Exercise aim.
Reproduce the records below in full and without edits, omitting images.

***

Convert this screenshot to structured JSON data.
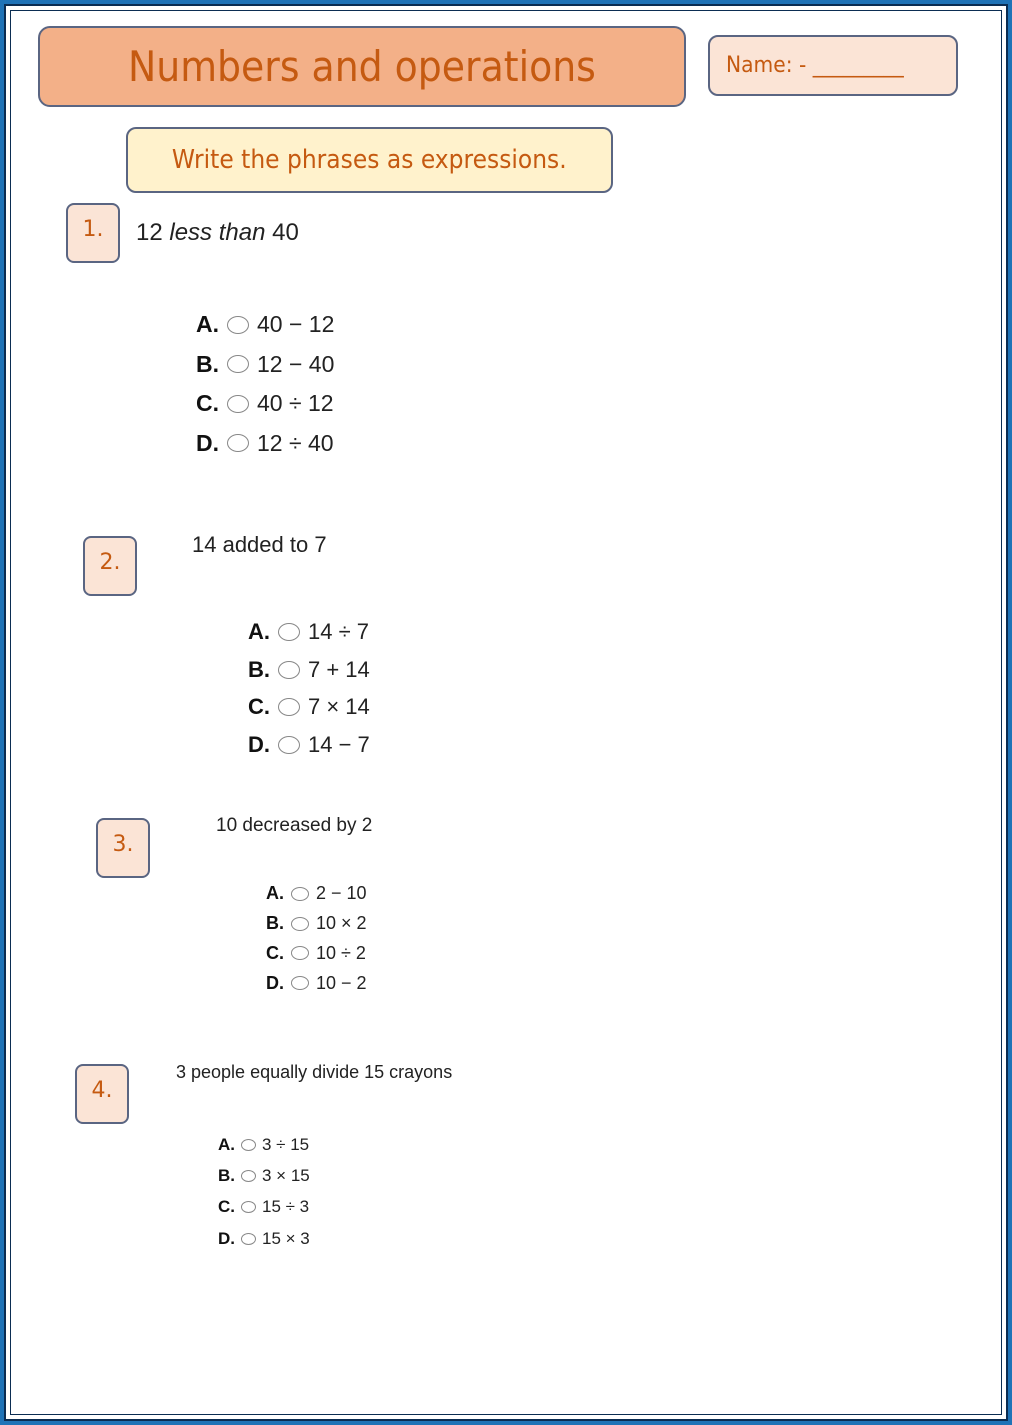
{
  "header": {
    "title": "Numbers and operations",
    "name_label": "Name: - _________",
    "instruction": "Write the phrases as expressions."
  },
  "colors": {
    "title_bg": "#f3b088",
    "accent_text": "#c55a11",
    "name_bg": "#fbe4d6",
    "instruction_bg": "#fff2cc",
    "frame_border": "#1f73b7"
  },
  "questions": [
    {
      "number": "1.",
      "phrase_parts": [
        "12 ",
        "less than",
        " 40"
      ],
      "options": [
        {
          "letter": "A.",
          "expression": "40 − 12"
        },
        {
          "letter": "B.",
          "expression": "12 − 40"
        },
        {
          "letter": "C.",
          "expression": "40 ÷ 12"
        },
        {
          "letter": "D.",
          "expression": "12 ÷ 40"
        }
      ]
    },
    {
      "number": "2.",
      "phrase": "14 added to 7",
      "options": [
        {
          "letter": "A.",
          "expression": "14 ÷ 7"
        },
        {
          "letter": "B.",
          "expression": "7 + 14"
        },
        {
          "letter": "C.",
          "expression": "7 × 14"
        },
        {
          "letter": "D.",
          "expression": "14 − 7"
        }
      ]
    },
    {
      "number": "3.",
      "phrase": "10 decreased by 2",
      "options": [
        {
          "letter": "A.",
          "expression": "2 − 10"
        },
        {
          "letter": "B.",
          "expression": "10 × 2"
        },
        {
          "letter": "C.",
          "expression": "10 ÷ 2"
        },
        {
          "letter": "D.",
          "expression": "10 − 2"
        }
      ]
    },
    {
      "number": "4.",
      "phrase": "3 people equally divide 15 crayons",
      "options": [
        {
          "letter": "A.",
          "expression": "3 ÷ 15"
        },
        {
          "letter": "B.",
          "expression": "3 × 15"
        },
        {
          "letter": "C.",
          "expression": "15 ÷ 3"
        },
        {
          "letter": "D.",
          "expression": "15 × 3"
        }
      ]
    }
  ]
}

***

Full answer.
Convert this screenshot to structured JSON data.
{
  "header": {
    "title": "Numbers and operations",
    "name_label": "Name: - _________",
    "instruction": "Write the phrases as expressions."
  },
  "colors": {
    "title_bg": "#f3b088",
    "accent_text": "#c55a11",
    "name_bg": "#fbe4d6",
    "instruction_bg": "#fff2cc",
    "frame_border": "#1f73b7"
  },
  "questions": [
    {
      "number": "1.",
      "phrase_parts": [
        "12 ",
        "less than",
        " 40"
      ],
      "options": [
        {
          "letter": "A.",
          "expression": "40 − 12"
        },
        {
          "letter": "B.",
          "expression": "12 − 40"
        },
        {
          "letter": "C.",
          "expression": "40 ÷ 12"
        },
        {
          "letter": "D.",
          "expression": "12 ÷ 40"
        }
      ]
    },
    {
      "number": "2.",
      "phrase": "14 added to 7",
      "options": [
        {
          "letter": "A.",
          "expression": "14 ÷ 7"
        },
        {
          "letter": "B.",
          "expression": "7 + 14"
        },
        {
          "letter": "C.",
          "expression": "7 × 14"
        },
        {
          "letter": "D.",
          "expression": "14 − 7"
        }
      ]
    },
    {
      "number": "3.",
      "phrase": "10 decreased by 2",
      "options": [
        {
          "letter": "A.",
          "expression": "2 − 10"
        },
        {
          "letter": "B.",
          "expression": "10 × 2"
        },
        {
          "letter": "C.",
          "expression": "10 ÷ 2"
        },
        {
          "letter": "D.",
          "expression": "10 − 2"
        }
      ]
    },
    {
      "number": "4.",
      "phrase": "3 people equally divide 15 crayons",
      "options": [
        {
          "letter": "A.",
          "expression": "3 ÷ 15"
        },
        {
          "letter": "B.",
          "expression": "3 × 15"
        },
        {
          "letter": "C.",
          "expression": "15 ÷ 3"
        },
        {
          "letter": "D.",
          "expression": "15 × 3"
        }
      ]
    }
  ]
}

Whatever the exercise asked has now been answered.